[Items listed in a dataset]
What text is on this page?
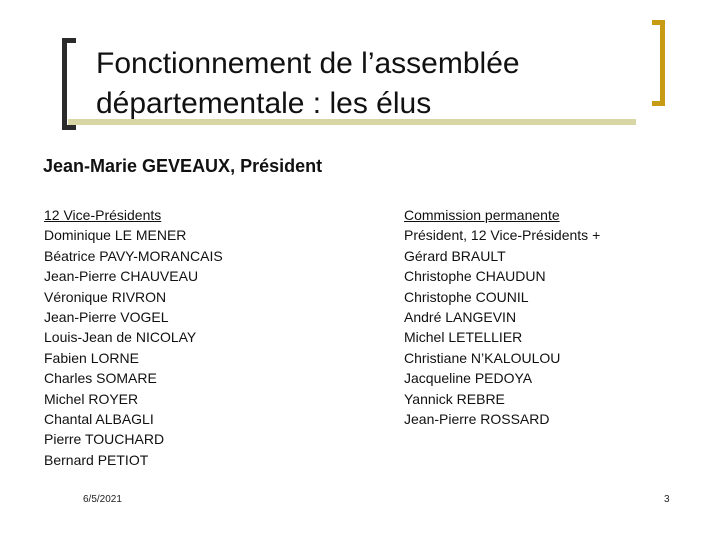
Fonctionnement de l’assemblée
départementale : les élus

Jean-Marie GEVEAUX, Président

12 Vice-Présidents
Dominique LE MENER
Béatrice PAVY-MORANCAIS
Jean-Pierre CHAUVEAU
Véronique RIVRON
Jean-Pierre VOGEL
Louis-Jean de NICOLAY
Fabien LORNE
Charles SOMARE
Michel ROYER
Chantal ALBAGLI
Pierre TOUCHARD
Bernard PETIOT
Commission permanente
Président, 12 Vice-Présidents +
Gérard BRAULT
Christophe CHAUDUN
Christophe COUNIL
André LANGEVIN
Michel LETELLIER
Christiane N’KALOULOU
Jacqueline PEDOYA
Yannick REBRE
Jean-Pierre ROSSARD
6/5/2021	3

* Aim:
Write the listing above out again exactly, dropping each image.

* Solution for this task:
What text is on this page?
Fonctionnement de l’assemblée
départementale : les élus

Jean-Marie GEVEAUX, Président

12 Vice-Présidents
Dominique LE MENER
Béatrice PAVY-MORANCAIS
Jean-Pierre CHAUVEAU
Véronique RIVRON
Jean-Pierre VOGEL
Louis-Jean de NICOLAY
Fabien LORNE
Charles SOMARE
Michel ROYER
Chantal ALBAGLI
Pierre TOUCHARD
Bernard PETIOT
Commission permanente
Président, 12 Vice-Présidents +
Gérard BRAULT
Christophe CHAUDUN
Christophe COUNIL
André LANGEVIN
Michel LETELLIER
Christiane N’KALOULOU
Jacqueline PEDOYA
Yannick REBRE
Jean-Pierre ROSSARD
6/5/2021	3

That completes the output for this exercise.